>> START

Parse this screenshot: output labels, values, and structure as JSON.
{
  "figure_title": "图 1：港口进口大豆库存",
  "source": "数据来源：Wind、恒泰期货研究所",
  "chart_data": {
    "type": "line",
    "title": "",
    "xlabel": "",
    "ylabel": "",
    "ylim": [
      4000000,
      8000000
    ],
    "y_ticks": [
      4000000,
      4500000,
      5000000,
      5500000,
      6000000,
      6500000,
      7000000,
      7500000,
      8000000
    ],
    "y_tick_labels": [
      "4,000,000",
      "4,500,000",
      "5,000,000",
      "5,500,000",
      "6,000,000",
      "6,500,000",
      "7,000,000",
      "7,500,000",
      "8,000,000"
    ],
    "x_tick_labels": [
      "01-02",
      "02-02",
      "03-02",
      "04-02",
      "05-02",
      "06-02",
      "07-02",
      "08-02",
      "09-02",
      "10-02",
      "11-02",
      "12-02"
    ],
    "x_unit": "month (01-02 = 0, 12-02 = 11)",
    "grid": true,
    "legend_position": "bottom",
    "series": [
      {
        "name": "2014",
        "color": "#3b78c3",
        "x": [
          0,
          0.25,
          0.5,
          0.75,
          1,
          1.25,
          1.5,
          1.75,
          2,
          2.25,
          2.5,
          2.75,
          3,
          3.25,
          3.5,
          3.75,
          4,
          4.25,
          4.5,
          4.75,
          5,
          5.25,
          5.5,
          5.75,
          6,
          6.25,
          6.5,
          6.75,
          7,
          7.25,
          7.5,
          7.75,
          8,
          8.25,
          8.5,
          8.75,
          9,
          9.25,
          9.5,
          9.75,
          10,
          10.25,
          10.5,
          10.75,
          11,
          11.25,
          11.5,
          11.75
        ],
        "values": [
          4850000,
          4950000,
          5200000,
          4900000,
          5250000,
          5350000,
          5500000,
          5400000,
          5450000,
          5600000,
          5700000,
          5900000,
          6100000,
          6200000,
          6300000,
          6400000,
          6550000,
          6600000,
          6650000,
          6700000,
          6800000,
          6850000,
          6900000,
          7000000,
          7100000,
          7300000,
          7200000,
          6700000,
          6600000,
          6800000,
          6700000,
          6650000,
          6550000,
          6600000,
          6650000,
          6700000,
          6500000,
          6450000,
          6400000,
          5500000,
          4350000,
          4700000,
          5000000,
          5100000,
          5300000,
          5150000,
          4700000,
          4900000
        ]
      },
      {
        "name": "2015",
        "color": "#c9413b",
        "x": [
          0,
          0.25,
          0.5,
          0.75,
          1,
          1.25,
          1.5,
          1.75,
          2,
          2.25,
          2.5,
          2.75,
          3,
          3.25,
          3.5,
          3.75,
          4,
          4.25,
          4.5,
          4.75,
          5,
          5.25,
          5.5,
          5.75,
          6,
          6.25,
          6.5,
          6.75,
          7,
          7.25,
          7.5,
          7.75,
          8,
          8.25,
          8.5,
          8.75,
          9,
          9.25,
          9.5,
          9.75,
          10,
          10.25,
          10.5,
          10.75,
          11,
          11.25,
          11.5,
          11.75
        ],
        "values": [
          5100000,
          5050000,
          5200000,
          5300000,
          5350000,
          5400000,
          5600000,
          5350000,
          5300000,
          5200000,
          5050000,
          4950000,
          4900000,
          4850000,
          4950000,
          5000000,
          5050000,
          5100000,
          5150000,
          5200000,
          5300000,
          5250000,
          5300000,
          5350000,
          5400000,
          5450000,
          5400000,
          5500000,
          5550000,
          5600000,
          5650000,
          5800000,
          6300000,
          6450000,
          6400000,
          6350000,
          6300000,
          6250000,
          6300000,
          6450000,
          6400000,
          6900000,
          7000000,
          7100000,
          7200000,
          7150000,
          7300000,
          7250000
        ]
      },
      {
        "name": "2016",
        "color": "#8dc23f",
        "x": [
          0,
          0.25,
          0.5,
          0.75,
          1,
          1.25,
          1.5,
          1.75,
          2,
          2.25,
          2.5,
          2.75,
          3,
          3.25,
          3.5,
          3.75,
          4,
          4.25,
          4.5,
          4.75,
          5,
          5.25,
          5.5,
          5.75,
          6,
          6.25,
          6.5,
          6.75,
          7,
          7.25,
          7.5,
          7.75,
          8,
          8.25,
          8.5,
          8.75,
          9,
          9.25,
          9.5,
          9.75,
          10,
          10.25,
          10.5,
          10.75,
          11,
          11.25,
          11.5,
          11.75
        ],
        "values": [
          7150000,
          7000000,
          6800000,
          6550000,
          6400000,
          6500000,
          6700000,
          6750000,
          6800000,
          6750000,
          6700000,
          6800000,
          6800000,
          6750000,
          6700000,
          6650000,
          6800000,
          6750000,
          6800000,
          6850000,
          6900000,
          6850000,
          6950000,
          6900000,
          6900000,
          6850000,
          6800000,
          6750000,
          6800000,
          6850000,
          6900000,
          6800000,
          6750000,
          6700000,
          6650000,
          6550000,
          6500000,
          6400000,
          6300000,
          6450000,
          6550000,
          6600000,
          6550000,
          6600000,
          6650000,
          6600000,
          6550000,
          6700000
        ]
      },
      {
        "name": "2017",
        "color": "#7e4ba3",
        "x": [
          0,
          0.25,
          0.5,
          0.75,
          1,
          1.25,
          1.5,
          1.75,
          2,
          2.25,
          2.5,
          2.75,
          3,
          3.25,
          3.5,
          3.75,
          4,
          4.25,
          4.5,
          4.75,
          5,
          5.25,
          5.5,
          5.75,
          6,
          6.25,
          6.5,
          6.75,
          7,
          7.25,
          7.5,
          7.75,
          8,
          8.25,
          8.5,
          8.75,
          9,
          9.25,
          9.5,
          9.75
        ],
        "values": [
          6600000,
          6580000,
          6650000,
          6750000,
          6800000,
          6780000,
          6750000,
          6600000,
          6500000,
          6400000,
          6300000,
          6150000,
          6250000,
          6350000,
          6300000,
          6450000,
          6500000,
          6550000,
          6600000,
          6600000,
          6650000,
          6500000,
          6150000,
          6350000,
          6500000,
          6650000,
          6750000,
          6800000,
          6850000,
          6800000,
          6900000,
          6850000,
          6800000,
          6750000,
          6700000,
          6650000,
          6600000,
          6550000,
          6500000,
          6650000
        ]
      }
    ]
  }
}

>> END

Write out the entire listing exactly.

Parse this screenshot: output labels, values, and structure as JSON.
{
  "figure_title": "图 1：港口进口大豆库存",
  "source": "数据来源：Wind、恒泰期货研究所",
  "chart_data": {
    "type": "line",
    "title": "",
    "xlabel": "",
    "ylabel": "",
    "ylim": [
      4000000,
      8000000
    ],
    "y_ticks": [
      4000000,
      4500000,
      5000000,
      5500000,
      6000000,
      6500000,
      7000000,
      7500000,
      8000000
    ],
    "y_tick_labels": [
      "4,000,000",
      "4,500,000",
      "5,000,000",
      "5,500,000",
      "6,000,000",
      "6,500,000",
      "7,000,000",
      "7,500,000",
      "8,000,000"
    ],
    "x_tick_labels": [
      "01-02",
      "02-02",
      "03-02",
      "04-02",
      "05-02",
      "06-02",
      "07-02",
      "08-02",
      "09-02",
      "10-02",
      "11-02",
      "12-02"
    ],
    "x_unit": "month (01-02 = 0, 12-02 = 11)",
    "grid": true,
    "legend_position": "bottom",
    "series": [
      {
        "name": "2014",
        "color": "#3b78c3",
        "x": [
          0,
          0.25,
          0.5,
          0.75,
          1,
          1.25,
          1.5,
          1.75,
          2,
          2.25,
          2.5,
          2.75,
          3,
          3.25,
          3.5,
          3.75,
          4,
          4.25,
          4.5,
          4.75,
          5,
          5.25,
          5.5,
          5.75,
          6,
          6.25,
          6.5,
          6.75,
          7,
          7.25,
          7.5,
          7.75,
          8,
          8.25,
          8.5,
          8.75,
          9,
          9.25,
          9.5,
          9.75,
          10,
          10.25,
          10.5,
          10.75,
          11,
          11.25,
          11.5,
          11.75
        ],
        "values": [
          4850000,
          4950000,
          5200000,
          4900000,
          5250000,
          5350000,
          5500000,
          5400000,
          5450000,
          5600000,
          5700000,
          5900000,
          6100000,
          6200000,
          6300000,
          6400000,
          6550000,
          6600000,
          6650000,
          6700000,
          6800000,
          6850000,
          6900000,
          7000000,
          7100000,
          7300000,
          7200000,
          6700000,
          6600000,
          6800000,
          6700000,
          6650000,
          6550000,
          6600000,
          6650000,
          6700000,
          6500000,
          6450000,
          6400000,
          5500000,
          4350000,
          4700000,
          5000000,
          5100000,
          5300000,
          5150000,
          4700000,
          4900000
        ]
      },
      {
        "name": "2015",
        "color": "#c9413b",
        "x": [
          0,
          0.25,
          0.5,
          0.75,
          1,
          1.25,
          1.5,
          1.75,
          2,
          2.25,
          2.5,
          2.75,
          3,
          3.25,
          3.5,
          3.75,
          4,
          4.25,
          4.5,
          4.75,
          5,
          5.25,
          5.5,
          5.75,
          6,
          6.25,
          6.5,
          6.75,
          7,
          7.25,
          7.5,
          7.75,
          8,
          8.25,
          8.5,
          8.75,
          9,
          9.25,
          9.5,
          9.75,
          10,
          10.25,
          10.5,
          10.75,
          11,
          11.25,
          11.5,
          11.75
        ],
        "values": [
          5100000,
          5050000,
          5200000,
          5300000,
          5350000,
          5400000,
          5600000,
          5350000,
          5300000,
          5200000,
          5050000,
          4950000,
          4900000,
          4850000,
          4950000,
          5000000,
          5050000,
          5100000,
          5150000,
          5200000,
          5300000,
          5250000,
          5300000,
          5350000,
          5400000,
          5450000,
          5400000,
          5500000,
          5550000,
          5600000,
          5650000,
          5800000,
          6300000,
          6450000,
          6400000,
          6350000,
          6300000,
          6250000,
          6300000,
          6450000,
          6400000,
          6900000,
          7000000,
          7100000,
          7200000,
          7150000,
          7300000,
          7250000
        ]
      },
      {
        "name": "2016",
        "color": "#8dc23f",
        "x": [
          0,
          0.25,
          0.5,
          0.75,
          1,
          1.25,
          1.5,
          1.75,
          2,
          2.25,
          2.5,
          2.75,
          3,
          3.25,
          3.5,
          3.75,
          4,
          4.25,
          4.5,
          4.75,
          5,
          5.25,
          5.5,
          5.75,
          6,
          6.25,
          6.5,
          6.75,
          7,
          7.25,
          7.5,
          7.75,
          8,
          8.25,
          8.5,
          8.75,
          9,
          9.25,
          9.5,
          9.75,
          10,
          10.25,
          10.5,
          10.75,
          11,
          11.25,
          11.5,
          11.75
        ],
        "values": [
          7150000,
          7000000,
          6800000,
          6550000,
          6400000,
          6500000,
          6700000,
          6750000,
          6800000,
          6750000,
          6700000,
          6800000,
          6800000,
          6750000,
          6700000,
          6650000,
          6800000,
          6750000,
          6800000,
          6850000,
          6900000,
          6850000,
          6950000,
          6900000,
          6900000,
          6850000,
          6800000,
          6750000,
          6800000,
          6850000,
          6900000,
          6800000,
          6750000,
          6700000,
          6650000,
          6550000,
          6500000,
          6400000,
          6300000,
          6450000,
          6550000,
          6600000,
          6550000,
          6600000,
          6650000,
          6600000,
          6550000,
          6700000
        ]
      },
      {
        "name": "2017",
        "color": "#7e4ba3",
        "x": [
          0,
          0.25,
          0.5,
          0.75,
          1,
          1.25,
          1.5,
          1.75,
          2,
          2.25,
          2.5,
          2.75,
          3,
          3.25,
          3.5,
          3.75,
          4,
          4.25,
          4.5,
          4.75,
          5,
          5.25,
          5.5,
          5.75,
          6,
          6.25,
          6.5,
          6.75,
          7,
          7.25,
          7.5,
          7.75,
          8,
          8.25,
          8.5,
          8.75,
          9,
          9.25,
          9.5,
          9.75
        ],
        "values": [
          6600000,
          6580000,
          6650000,
          6750000,
          6800000,
          6780000,
          6750000,
          6600000,
          6500000,
          6400000,
          6300000,
          6150000,
          6250000,
          6350000,
          6300000,
          6450000,
          6500000,
          6550000,
          6600000,
          6600000,
          6650000,
          6500000,
          6150000,
          6350000,
          6500000,
          6650000,
          6750000,
          6800000,
          6850000,
          6800000,
          6900000,
          6850000,
          6800000,
          6750000,
          6700000,
          6650000,
          6600000,
          6550000,
          6500000,
          6650000
        ]
      }
    ]
  }
}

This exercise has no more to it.